- _STATED PROBLEM_
Select lines where the word "Añadir" appears.

[Data items]

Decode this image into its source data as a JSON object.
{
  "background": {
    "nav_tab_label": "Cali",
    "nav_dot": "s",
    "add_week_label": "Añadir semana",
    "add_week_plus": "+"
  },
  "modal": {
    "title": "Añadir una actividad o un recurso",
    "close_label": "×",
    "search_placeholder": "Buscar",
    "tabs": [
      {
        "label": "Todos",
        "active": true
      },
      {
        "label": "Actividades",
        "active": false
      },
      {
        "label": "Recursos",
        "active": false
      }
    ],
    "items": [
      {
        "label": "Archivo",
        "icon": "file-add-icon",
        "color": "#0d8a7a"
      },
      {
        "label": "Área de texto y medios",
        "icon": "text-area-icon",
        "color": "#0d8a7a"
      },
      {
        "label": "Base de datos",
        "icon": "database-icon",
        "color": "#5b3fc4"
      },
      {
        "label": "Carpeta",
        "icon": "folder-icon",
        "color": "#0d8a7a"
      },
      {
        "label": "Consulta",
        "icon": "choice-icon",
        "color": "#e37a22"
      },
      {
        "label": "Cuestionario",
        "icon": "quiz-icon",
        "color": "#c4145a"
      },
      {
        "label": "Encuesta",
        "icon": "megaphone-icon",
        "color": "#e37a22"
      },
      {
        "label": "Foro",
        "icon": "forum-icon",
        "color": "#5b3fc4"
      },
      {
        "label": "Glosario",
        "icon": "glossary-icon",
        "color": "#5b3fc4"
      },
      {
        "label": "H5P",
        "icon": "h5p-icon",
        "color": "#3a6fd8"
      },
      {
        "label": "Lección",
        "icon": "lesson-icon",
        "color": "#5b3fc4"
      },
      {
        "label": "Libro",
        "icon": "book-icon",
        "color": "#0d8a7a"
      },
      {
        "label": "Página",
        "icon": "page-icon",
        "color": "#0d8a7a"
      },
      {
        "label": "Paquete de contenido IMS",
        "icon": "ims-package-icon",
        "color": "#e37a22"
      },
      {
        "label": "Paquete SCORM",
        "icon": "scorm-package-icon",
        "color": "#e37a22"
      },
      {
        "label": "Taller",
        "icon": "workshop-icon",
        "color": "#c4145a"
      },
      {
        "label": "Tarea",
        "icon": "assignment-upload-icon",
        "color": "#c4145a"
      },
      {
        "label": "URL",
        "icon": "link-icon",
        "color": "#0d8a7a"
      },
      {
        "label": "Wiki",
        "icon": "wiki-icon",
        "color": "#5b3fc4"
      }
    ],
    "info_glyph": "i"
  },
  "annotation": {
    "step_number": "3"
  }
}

- _FINISHED TASK_
    "add_week_label": "Añadir semana",
    "title": "Añadir una actividad o un recurso",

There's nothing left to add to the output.